## Required task
Pull each line containing "this" out of the data and copy it.

Dataset items:
▼

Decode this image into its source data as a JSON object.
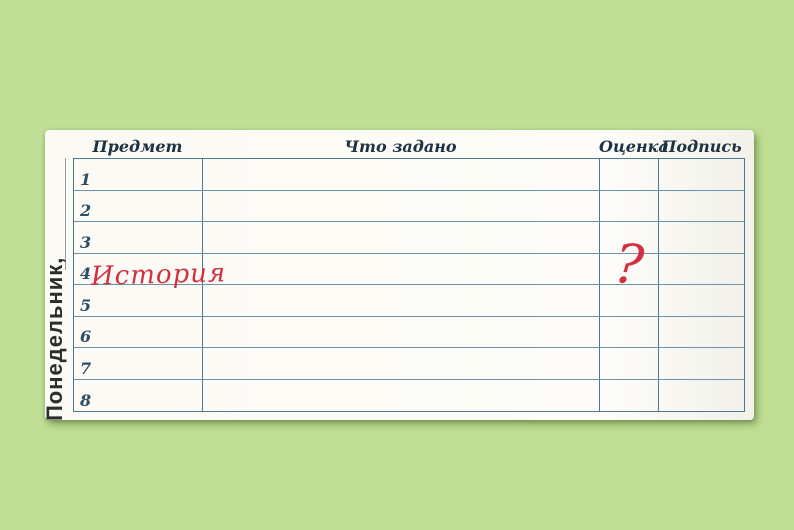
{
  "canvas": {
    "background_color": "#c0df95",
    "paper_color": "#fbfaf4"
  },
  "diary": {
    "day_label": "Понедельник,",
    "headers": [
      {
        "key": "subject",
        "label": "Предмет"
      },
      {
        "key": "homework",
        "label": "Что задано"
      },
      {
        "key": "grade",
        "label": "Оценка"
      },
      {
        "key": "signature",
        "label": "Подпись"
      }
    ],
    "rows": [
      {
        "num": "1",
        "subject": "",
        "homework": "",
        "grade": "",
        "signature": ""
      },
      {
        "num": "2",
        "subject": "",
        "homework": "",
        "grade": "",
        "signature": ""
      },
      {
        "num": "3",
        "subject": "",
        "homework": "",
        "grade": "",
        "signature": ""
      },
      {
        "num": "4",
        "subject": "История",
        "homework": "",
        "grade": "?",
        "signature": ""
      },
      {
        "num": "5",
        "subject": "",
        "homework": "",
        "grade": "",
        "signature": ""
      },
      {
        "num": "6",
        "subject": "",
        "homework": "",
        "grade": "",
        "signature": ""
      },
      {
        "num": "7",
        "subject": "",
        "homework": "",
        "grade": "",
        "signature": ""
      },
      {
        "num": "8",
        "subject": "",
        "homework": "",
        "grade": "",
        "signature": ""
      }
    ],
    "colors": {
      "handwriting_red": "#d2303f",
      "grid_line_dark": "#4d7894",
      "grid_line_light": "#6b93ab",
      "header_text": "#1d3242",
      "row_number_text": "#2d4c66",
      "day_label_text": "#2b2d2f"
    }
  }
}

▲
▼

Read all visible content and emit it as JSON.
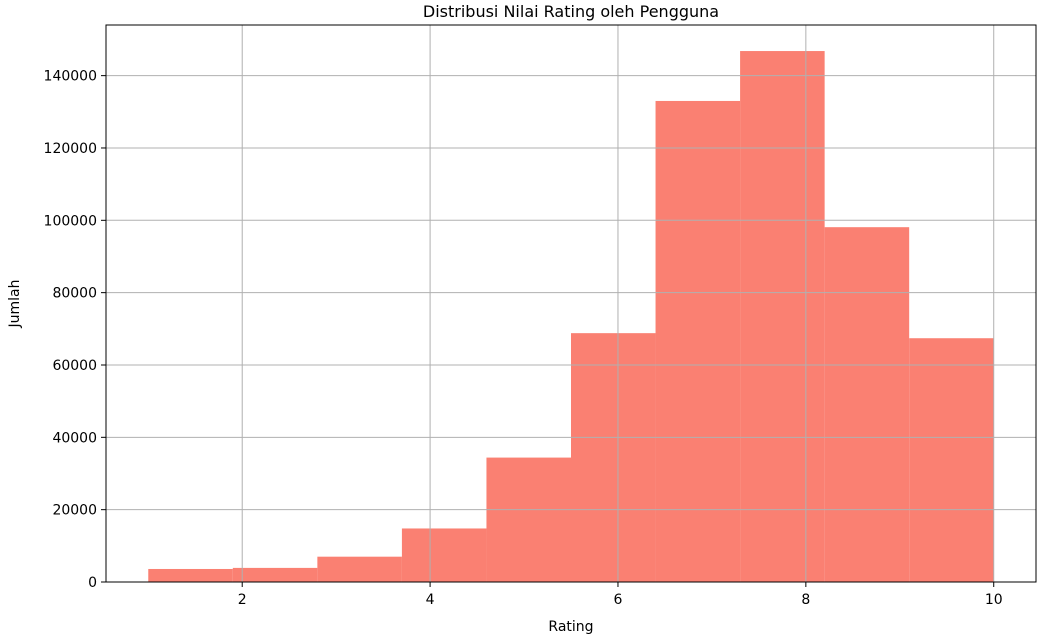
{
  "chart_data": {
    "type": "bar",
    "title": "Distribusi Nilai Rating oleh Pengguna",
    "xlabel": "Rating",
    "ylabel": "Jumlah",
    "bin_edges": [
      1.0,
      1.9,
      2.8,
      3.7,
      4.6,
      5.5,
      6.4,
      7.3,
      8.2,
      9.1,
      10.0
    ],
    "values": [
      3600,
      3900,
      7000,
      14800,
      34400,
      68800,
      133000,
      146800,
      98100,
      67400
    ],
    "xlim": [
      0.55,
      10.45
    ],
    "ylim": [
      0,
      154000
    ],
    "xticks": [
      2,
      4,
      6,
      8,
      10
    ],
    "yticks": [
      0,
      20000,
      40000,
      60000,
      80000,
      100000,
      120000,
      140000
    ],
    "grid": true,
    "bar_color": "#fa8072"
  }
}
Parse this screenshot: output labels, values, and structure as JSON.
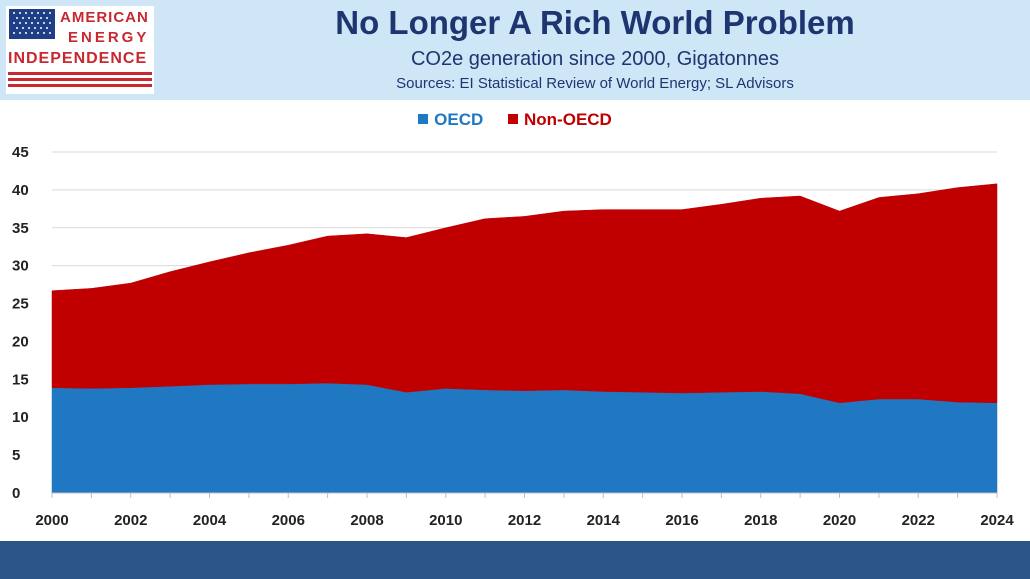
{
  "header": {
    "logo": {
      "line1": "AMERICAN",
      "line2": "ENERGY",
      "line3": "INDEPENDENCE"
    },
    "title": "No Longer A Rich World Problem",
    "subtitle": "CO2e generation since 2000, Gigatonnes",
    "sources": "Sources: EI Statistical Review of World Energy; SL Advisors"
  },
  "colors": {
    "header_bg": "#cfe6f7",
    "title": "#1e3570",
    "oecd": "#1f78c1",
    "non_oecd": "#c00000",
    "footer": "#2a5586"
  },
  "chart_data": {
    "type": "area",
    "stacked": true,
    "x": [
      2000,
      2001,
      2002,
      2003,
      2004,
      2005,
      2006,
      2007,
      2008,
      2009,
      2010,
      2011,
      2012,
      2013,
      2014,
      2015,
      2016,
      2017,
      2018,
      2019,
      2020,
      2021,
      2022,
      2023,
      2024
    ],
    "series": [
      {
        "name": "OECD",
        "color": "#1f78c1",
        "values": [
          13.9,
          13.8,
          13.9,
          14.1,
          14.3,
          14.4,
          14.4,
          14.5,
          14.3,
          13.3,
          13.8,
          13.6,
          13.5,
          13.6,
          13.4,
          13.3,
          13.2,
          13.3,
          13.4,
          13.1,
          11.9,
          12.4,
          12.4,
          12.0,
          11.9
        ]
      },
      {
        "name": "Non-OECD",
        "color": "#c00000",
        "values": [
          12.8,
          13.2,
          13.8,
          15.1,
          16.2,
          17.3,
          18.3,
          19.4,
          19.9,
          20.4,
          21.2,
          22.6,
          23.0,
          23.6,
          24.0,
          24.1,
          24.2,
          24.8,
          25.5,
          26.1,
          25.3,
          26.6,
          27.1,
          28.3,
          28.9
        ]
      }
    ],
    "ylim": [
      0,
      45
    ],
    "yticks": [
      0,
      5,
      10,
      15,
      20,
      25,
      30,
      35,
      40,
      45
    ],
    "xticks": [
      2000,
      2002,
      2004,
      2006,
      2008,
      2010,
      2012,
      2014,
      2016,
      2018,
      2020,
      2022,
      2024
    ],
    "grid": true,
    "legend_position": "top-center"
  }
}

▲

## Written answer
Decode this image into its source data as a JSON object.
Parse this screenshot: output labels, values, and structure as JSON.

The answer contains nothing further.